### GIVEN RECORDS
»»

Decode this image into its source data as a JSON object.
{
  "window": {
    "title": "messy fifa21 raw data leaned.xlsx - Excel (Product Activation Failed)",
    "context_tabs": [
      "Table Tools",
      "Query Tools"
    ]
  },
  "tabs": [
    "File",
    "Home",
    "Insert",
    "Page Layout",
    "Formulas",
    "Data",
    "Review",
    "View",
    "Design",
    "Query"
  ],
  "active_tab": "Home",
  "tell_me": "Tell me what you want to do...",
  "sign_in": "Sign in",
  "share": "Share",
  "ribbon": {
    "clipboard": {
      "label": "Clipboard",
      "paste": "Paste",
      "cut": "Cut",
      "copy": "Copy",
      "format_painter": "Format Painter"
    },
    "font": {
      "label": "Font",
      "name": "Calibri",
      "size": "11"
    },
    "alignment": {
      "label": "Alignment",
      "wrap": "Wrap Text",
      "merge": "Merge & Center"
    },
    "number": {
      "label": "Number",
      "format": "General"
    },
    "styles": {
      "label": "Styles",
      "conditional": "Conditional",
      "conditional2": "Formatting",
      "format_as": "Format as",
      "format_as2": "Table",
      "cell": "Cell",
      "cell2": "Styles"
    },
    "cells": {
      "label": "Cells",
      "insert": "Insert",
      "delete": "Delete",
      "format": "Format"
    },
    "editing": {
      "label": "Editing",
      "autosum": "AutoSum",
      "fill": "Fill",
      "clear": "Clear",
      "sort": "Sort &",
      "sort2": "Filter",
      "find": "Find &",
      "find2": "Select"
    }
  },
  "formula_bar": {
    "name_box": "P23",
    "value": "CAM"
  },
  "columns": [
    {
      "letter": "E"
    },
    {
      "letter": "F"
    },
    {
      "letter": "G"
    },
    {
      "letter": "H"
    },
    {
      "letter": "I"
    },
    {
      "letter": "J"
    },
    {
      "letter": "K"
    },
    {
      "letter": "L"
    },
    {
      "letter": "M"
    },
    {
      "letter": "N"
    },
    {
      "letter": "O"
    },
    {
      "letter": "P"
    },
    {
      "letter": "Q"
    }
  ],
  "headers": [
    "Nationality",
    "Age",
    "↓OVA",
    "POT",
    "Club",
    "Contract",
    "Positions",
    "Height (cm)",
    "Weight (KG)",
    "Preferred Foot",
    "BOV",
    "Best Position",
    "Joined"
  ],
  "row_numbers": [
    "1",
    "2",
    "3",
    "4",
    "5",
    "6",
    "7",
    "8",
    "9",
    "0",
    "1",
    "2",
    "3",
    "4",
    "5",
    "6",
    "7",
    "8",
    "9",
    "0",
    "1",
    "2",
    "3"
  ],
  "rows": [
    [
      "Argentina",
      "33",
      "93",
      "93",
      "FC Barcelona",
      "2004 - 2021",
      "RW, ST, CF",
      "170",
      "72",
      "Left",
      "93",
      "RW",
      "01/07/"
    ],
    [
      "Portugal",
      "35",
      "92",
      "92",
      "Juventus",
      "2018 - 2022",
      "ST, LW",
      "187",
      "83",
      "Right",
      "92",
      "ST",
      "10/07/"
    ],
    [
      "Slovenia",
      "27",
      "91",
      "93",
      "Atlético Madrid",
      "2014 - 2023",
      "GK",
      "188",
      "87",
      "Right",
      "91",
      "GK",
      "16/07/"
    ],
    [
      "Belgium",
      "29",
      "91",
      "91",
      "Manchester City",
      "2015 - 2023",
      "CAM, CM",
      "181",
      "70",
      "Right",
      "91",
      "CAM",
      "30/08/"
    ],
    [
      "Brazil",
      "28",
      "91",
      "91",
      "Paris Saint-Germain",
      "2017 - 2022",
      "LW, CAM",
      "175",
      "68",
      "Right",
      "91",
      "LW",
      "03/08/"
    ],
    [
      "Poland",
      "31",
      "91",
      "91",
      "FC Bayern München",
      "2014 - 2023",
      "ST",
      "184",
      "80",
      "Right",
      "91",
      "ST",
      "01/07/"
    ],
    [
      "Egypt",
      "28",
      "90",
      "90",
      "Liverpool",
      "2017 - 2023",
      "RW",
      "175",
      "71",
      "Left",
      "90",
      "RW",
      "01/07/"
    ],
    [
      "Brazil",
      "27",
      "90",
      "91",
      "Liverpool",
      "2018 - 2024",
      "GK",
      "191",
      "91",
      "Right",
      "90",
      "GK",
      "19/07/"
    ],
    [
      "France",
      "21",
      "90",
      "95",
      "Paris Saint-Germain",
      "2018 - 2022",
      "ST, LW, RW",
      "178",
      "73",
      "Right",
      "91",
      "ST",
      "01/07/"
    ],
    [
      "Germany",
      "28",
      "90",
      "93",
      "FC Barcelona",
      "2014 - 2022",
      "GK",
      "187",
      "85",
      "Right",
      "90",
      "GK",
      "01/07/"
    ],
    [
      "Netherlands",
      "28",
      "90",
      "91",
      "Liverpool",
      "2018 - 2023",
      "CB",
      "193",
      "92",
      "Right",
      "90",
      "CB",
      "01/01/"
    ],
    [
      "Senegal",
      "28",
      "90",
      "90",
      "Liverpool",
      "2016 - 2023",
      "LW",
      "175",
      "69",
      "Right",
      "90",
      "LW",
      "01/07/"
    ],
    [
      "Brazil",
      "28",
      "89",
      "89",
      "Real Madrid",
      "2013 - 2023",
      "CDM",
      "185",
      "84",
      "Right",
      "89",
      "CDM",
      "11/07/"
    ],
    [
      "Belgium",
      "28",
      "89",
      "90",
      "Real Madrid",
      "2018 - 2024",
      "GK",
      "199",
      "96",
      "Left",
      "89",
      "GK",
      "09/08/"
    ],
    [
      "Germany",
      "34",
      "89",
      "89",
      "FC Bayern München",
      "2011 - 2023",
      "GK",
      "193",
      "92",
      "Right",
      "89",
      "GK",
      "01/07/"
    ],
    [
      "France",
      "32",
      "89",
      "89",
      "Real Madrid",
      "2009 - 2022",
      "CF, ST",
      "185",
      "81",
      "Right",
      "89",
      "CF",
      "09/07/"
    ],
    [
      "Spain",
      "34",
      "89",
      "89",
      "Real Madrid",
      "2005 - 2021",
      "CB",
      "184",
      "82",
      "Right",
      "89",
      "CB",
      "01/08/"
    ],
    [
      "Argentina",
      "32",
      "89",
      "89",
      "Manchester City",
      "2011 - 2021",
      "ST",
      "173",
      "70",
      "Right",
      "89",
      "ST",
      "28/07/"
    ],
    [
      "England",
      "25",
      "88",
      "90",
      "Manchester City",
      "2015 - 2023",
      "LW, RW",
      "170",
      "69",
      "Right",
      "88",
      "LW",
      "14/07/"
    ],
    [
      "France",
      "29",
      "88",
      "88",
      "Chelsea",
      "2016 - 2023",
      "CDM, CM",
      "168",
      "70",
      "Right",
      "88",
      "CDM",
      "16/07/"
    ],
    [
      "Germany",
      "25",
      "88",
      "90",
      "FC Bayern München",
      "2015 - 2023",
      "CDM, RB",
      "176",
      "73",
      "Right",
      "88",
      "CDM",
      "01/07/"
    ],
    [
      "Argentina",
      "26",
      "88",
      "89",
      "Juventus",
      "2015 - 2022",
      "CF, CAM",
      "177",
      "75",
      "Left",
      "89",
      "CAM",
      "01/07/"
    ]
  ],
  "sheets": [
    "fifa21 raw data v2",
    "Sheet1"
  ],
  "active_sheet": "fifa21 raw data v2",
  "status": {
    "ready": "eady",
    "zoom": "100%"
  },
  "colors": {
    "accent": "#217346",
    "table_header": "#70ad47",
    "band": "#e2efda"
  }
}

««

### TASK DESCRIPTION
Every record above must be duplicated exactly.

### SOLUTION FOR THIS PROBLEM
Decode this image into its source data as a JSON object.
{
  "window": {
    "title": "messy fifa21 raw data leaned.xlsx - Excel (Product Activation Failed)",
    "context_tabs": [
      "Table Tools",
      "Query Tools"
    ]
  },
  "tabs": [
    "File",
    "Home",
    "Insert",
    "Page Layout",
    "Formulas",
    "Data",
    "Review",
    "View",
    "Design",
    "Query"
  ],
  "active_tab": "Home",
  "tell_me": "Tell me what you want to do...",
  "sign_in": "Sign in",
  "share": "Share",
  "ribbon": {
    "clipboard": {
      "label": "Clipboard",
      "paste": "Paste",
      "cut": "Cut",
      "copy": "Copy",
      "format_painter": "Format Painter"
    },
    "font": {
      "label": "Font",
      "name": "Calibri",
      "size": "11"
    },
    "alignment": {
      "label": "Alignment",
      "wrap": "Wrap Text",
      "merge": "Merge & Center"
    },
    "number": {
      "label": "Number",
      "format": "General"
    },
    "styles": {
      "label": "Styles",
      "conditional": "Conditional",
      "conditional2": "Formatting",
      "format_as": "Format as",
      "format_as2": "Table",
      "cell": "Cell",
      "cell2": "Styles"
    },
    "cells": {
      "label": "Cells",
      "insert": "Insert",
      "delete": "Delete",
      "format": "Format"
    },
    "editing": {
      "label": "Editing",
      "autosum": "AutoSum",
      "fill": "Fill",
      "clear": "Clear",
      "sort": "Sort &",
      "sort2": "Filter",
      "find": "Find &",
      "find2": "Select"
    }
  },
  "formula_bar": {
    "name_box": "P23",
    "value": "CAM"
  },
  "columns": [
    {
      "letter": "E"
    },
    {
      "letter": "F"
    },
    {
      "letter": "G"
    },
    {
      "letter": "H"
    },
    {
      "letter": "I"
    },
    {
      "letter": "J"
    },
    {
      "letter": "K"
    },
    {
      "letter": "L"
    },
    {
      "letter": "M"
    },
    {
      "letter": "N"
    },
    {
      "letter": "O"
    },
    {
      "letter": "P"
    },
    {
      "letter": "Q"
    }
  ],
  "headers": [
    "Nationality",
    "Age",
    "↓OVA",
    "POT",
    "Club",
    "Contract",
    "Positions",
    "Height (cm)",
    "Weight (KG)",
    "Preferred Foot",
    "BOV",
    "Best Position",
    "Joined"
  ],
  "row_numbers": [
    "1",
    "2",
    "3",
    "4",
    "5",
    "6",
    "7",
    "8",
    "9",
    "0",
    "1",
    "2",
    "3",
    "4",
    "5",
    "6",
    "7",
    "8",
    "9",
    "0",
    "1",
    "2",
    "3"
  ],
  "rows": [
    [
      "Argentina",
      "33",
      "93",
      "93",
      "FC Barcelona",
      "2004 - 2021",
      "RW, ST, CF",
      "170",
      "72",
      "Left",
      "93",
      "RW",
      "01/07/"
    ],
    [
      "Portugal",
      "35",
      "92",
      "92",
      "Juventus",
      "2018 - 2022",
      "ST, LW",
      "187",
      "83",
      "Right",
      "92",
      "ST",
      "10/07/"
    ],
    [
      "Slovenia",
      "27",
      "91",
      "93",
      "Atlético Madrid",
      "2014 - 2023",
      "GK",
      "188",
      "87",
      "Right",
      "91",
      "GK",
      "16/07/"
    ],
    [
      "Belgium",
      "29",
      "91",
      "91",
      "Manchester City",
      "2015 - 2023",
      "CAM, CM",
      "181",
      "70",
      "Right",
      "91",
      "CAM",
      "30/08/"
    ],
    [
      "Brazil",
      "28",
      "91",
      "91",
      "Paris Saint-Germain",
      "2017 - 2022",
      "LW, CAM",
      "175",
      "68",
      "Right",
      "91",
      "LW",
      "03/08/"
    ],
    [
      "Poland",
      "31",
      "91",
      "91",
      "FC Bayern München",
      "2014 - 2023",
      "ST",
      "184",
      "80",
      "Right",
      "91",
      "ST",
      "01/07/"
    ],
    [
      "Egypt",
      "28",
      "90",
      "90",
      "Liverpool",
      "2017 - 2023",
      "RW",
      "175",
      "71",
      "Left",
      "90",
      "RW",
      "01/07/"
    ],
    [
      "Brazil",
      "27",
      "90",
      "91",
      "Liverpool",
      "2018 - 2024",
      "GK",
      "191",
      "91",
      "Right",
      "90",
      "GK",
      "19/07/"
    ],
    [
      "France",
      "21",
      "90",
      "95",
      "Paris Saint-Germain",
      "2018 - 2022",
      "ST, LW, RW",
      "178",
      "73",
      "Right",
      "91",
      "ST",
      "01/07/"
    ],
    [
      "Germany",
      "28",
      "90",
      "93",
      "FC Barcelona",
      "2014 - 2022",
      "GK",
      "187",
      "85",
      "Right",
      "90",
      "GK",
      "01/07/"
    ],
    [
      "Netherlands",
      "28",
      "90",
      "91",
      "Liverpool",
      "2018 - 2023",
      "CB",
      "193",
      "92",
      "Right",
      "90",
      "CB",
      "01/01/"
    ],
    [
      "Senegal",
      "28",
      "90",
      "90",
      "Liverpool",
      "2016 - 2023",
      "LW",
      "175",
      "69",
      "Right",
      "90",
      "LW",
      "01/07/"
    ],
    [
      "Brazil",
      "28",
      "89",
      "89",
      "Real Madrid",
      "2013 - 2023",
      "CDM",
      "185",
      "84",
      "Right",
      "89",
      "CDM",
      "11/07/"
    ],
    [
      "Belgium",
      "28",
      "89",
      "90",
      "Real Madrid",
      "2018 - 2024",
      "GK",
      "199",
      "96",
      "Left",
      "89",
      "GK",
      "09/08/"
    ],
    [
      "Germany",
      "34",
      "89",
      "89",
      "FC Bayern München",
      "2011 - 2023",
      "GK",
      "193",
      "92",
      "Right",
      "89",
      "GK",
      "01/07/"
    ],
    [
      "France",
      "32",
      "89",
      "89",
      "Real Madrid",
      "2009 - 2022",
      "CF, ST",
      "185",
      "81",
      "Right",
      "89",
      "CF",
      "09/07/"
    ],
    [
      "Spain",
      "34",
      "89",
      "89",
      "Real Madrid",
      "2005 - 2021",
      "CB",
      "184",
      "82",
      "Right",
      "89",
      "CB",
      "01/08/"
    ],
    [
      "Argentina",
      "32",
      "89",
      "89",
      "Manchester City",
      "2011 - 2021",
      "ST",
      "173",
      "70",
      "Right",
      "89",
      "ST",
      "28/07/"
    ],
    [
      "England",
      "25",
      "88",
      "90",
      "Manchester City",
      "2015 - 2023",
      "LW, RW",
      "170",
      "69",
      "Right",
      "88",
      "LW",
      "14/07/"
    ],
    [
      "France",
      "29",
      "88",
      "88",
      "Chelsea",
      "2016 - 2023",
      "CDM, CM",
      "168",
      "70",
      "Right",
      "88",
      "CDM",
      "16/07/"
    ],
    [
      "Germany",
      "25",
      "88",
      "90",
      "FC Bayern München",
      "2015 - 2023",
      "CDM, RB",
      "176",
      "73",
      "Right",
      "88",
      "CDM",
      "01/07/"
    ],
    [
      "Argentina",
      "26",
      "88",
      "89",
      "Juventus",
      "2015 - 2022",
      "CF, CAM",
      "177",
      "75",
      "Left",
      "89",
      "CAM",
      "01/07/"
    ]
  ],
  "sheets": [
    "fifa21 raw data v2",
    "Sheet1"
  ],
  "active_sheet": "fifa21 raw data v2",
  "status": {
    "ready": "eady",
    "zoom": "100%"
  },
  "colors": {
    "accent": "#217346",
    "table_header": "#70ad47",
    "band": "#e2efda"
  }
}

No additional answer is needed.